§ SEZIONE DI TESTO
════════

Lo scorso anno, l’appuntamento tradizionale – ma, ci si augura, non puramente rituale – della Settimana di preghiera per l’unità dei cristiani (dal 18 al 25 gennaio) aveva fatto memoria dei grandi movimenti missionari della cristianità, con la celebrazione del centenario della Conferenza missionaria internazionale di Edimburgo, unanimemente considerata l’evento di avvio del cammino ecumenico. In quest’avvio di 2011 sono invece le chiese di Gerusalemme a invitarci a riflettere su quella prima azione evangelizzatrice, per cui il cuore dell'attività dei seguaci di Gesù non si rivelò nell'andare fuori ma nel riunirsi dentro. Siamo così chiamati a contemplare il fulcro della nostra fede, esemplificato nel modo in cui gli apostoli sprigionarono la forza delle parole e delle azioni di Gesù e come queste furono espresse nel loro insegnamento, e nel modo in cui vivevano e celebravano ciò che fu compreso come l'essenza dell'essere un discepolo di Cristo. Ecco il testo, tratto dagli Atti degli Apostoli, offerto dalla chiesa madre della Terra Santa alla meditazione orante di tutti i cristiani nel mondo: “Essi ascoltavano con assiduità l'insegnamento degli apostoli, vivevano insieme fraternamente, partecipavano alla Cena del Signore e pregavano insieme” (At 2, 42). L’unità dei suoi fedeli, per cui lo stesso Gesù pregò nelle sue ultime ore prima della morte in croce (“affinché siano una cosa sola”, Gv 17, 21), è ben rappresentata dagli aspetti cruciali elencati nel passo chiave della Settimana: l'insegnamento degli apostoli, il radunarsi in comunione o koinonia, lo spezzare il pane e la preghiera. Tali elementi costituiscono un marchio di autenticità che sin dalla prima comunità – radunata il giorno di Pentecoste e inviata poi in tutto il mondo per condividere la morte salvifica e la resurrezione di Gesù, offerta liberamente a tutte le genti – si trasmette come continuità nell'apostolicità in ogni chiesa nata da essa.

════════

§ MATERIALE FORNITO
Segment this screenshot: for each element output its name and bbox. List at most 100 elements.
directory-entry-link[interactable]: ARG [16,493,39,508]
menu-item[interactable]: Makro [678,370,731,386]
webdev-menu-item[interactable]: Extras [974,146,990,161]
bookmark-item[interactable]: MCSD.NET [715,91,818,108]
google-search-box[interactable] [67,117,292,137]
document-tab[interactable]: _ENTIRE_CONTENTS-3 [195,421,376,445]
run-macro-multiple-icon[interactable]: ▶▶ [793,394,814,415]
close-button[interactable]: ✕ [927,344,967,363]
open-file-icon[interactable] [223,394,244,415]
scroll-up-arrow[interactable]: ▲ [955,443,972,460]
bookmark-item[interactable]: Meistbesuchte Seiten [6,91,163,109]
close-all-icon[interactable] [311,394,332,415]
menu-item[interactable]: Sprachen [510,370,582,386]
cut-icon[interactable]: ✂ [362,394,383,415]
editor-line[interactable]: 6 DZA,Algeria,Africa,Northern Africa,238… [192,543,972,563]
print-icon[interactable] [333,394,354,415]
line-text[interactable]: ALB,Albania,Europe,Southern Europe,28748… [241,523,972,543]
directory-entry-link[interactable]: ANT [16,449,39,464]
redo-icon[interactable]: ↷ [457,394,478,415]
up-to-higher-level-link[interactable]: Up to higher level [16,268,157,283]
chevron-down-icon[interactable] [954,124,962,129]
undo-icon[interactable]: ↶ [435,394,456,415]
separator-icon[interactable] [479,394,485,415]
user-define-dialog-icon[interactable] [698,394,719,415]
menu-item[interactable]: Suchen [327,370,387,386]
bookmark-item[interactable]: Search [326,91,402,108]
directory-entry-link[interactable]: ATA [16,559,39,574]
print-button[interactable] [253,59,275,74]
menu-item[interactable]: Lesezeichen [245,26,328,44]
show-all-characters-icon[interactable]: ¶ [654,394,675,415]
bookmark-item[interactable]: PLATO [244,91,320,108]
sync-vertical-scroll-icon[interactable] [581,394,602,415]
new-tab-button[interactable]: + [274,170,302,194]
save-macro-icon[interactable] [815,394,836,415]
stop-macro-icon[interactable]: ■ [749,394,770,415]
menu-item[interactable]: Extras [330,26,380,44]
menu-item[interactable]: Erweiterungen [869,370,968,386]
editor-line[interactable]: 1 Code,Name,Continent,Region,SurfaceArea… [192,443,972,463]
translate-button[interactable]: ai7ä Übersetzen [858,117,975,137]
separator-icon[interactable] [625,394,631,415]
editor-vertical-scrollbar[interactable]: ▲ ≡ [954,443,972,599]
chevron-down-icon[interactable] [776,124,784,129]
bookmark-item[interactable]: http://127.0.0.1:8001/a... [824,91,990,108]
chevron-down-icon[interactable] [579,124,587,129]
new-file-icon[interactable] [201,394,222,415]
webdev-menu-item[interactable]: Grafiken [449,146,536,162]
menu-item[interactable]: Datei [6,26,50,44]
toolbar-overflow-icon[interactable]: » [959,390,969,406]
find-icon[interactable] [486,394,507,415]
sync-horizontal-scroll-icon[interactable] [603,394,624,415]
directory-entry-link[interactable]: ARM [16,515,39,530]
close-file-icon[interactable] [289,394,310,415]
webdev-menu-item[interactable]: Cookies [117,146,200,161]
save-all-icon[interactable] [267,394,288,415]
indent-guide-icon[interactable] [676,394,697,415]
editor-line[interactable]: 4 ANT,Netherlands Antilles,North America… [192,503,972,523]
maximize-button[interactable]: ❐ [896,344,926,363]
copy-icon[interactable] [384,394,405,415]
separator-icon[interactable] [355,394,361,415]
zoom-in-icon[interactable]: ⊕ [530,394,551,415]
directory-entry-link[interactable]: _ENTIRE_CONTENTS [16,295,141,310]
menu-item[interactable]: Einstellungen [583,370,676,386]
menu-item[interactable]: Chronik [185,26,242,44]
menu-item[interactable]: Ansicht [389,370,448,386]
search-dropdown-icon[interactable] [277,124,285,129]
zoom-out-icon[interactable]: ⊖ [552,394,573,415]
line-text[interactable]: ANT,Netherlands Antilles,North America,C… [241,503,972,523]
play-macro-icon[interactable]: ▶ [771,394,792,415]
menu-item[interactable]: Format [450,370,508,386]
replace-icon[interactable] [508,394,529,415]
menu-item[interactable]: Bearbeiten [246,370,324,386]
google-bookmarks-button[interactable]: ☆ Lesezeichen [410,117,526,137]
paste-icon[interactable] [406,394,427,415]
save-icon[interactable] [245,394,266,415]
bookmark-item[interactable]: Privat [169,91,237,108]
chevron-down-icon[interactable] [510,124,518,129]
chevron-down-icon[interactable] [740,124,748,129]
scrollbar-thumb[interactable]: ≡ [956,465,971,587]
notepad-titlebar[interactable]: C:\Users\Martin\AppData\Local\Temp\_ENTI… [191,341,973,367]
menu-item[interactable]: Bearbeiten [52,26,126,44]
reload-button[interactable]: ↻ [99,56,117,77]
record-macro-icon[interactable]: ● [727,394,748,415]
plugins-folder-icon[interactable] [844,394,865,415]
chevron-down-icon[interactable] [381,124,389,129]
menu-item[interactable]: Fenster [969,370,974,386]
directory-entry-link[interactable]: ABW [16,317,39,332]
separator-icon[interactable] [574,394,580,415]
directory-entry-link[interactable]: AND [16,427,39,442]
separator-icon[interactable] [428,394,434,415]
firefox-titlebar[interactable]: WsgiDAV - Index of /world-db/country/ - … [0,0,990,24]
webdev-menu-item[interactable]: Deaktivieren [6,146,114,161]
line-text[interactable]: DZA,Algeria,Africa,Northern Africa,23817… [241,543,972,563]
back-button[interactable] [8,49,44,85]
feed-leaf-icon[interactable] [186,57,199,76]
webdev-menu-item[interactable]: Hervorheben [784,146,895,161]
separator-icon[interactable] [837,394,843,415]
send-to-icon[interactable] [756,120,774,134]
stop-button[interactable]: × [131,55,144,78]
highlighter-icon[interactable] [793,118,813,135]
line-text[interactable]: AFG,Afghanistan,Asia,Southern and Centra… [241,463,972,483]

════════

§ RICHIESTA 1
In quali giorni di gennaio si tiene la Settimana di preghiera per l'unità dei cristiani, secondo il testo su questa ricorrenza?
§ RICHIESTA 2
Scrivi la parte successiva del testo sulla Settimana di preghiera per l'unità dei cristiani, ripartendo subito dopo la sua ultima frase.

§ RISPOSTA FINALE 1
Dal 18 al 25 gennaio.

§ RISPOSTA FINALE 2
Dalla torre di Babele alla Pentecoste

È significativo che al cuore dell'evento di Pentecoste narrato dall’evangelista Luca in Atti 2 vi sia un capovolgimento (dall'interno verso l'esterno) dell'esperienza del mondo fino a quel momento. La divisione creata dall'esperienza della torre di Babele (Gen 11,1-9), quando i popoli furono dispersi dalla confusione delle loro lingue, è superata dal dono dello Spirito Santo che rende comprensibile il messaggio degli apostoli nei vari idiomi, ma ancor più è superata dall'unico linguaggio parlato e messo in pratica da Gesù, il linguaggio dell'amore, potenzialmente comprensibile da tutti. Certo, oggi è decisamente precaria la condizione dei cristiani in questa porzione del mondo, com’è stato denunciato apertamente dal recente Sinodo speciale svoltosi a Roma dal 10 al 24 ottobre 2010 su La chiesa cattolica nel Medio Oriente: comunione e testimonianza. ‘La moltitudine di coloro che erano diventati credenti aveva un cuore solo e un’anima sola’ (At 4,32). Osservando ciò che là viene detto Medio Oriente, infatti, affiorano, e sono emersi al Sinodo, tanti nodi irrisolti: dalla costante crisi in cui versa il processo di pace nel conflitto israelopalestinese alle mille situazioni delicate (Iraq, Afghanistan, Libano, Egitto, e non solo); dal successo prorompente degli integralismi religiosi alla cronica lentezza del processo ecumenico; dalle troppe memorie incapaci di riconciliazione alla fatica del dialogo tra i membri delle fedi figlie di Abramo. Una serie infinita di grovigli insistenti su un’area la quale, pur essendo stata la culla del cristianesimo, attualmente vede la chiesa di Cristo costituita da piccole minoranze non sempre in armonia fra loro (una considerazione che appare appena un eufemismo…).
Ecco allora che appare quanto mai urgente il bisogno di pregare per l'unità dei credenti: un’unità che non è uniformità, ma vita vissuta in modo autenticamente cristiano che diviene una sinfonia di diversità perché l'unico Spirito continua a comporre la partitura della lode a Dio. Da questo punto di vista, la scelta del passo di Atti 2,42 risulta davvero profetica, quale richiamo alle origini della prima chiesa in Gerusalemme, che invita al rinnovamento e al ritorno all'essenza della fede; e quale chiamata a rivivere il tempo in cui la chiesa era ancora unita.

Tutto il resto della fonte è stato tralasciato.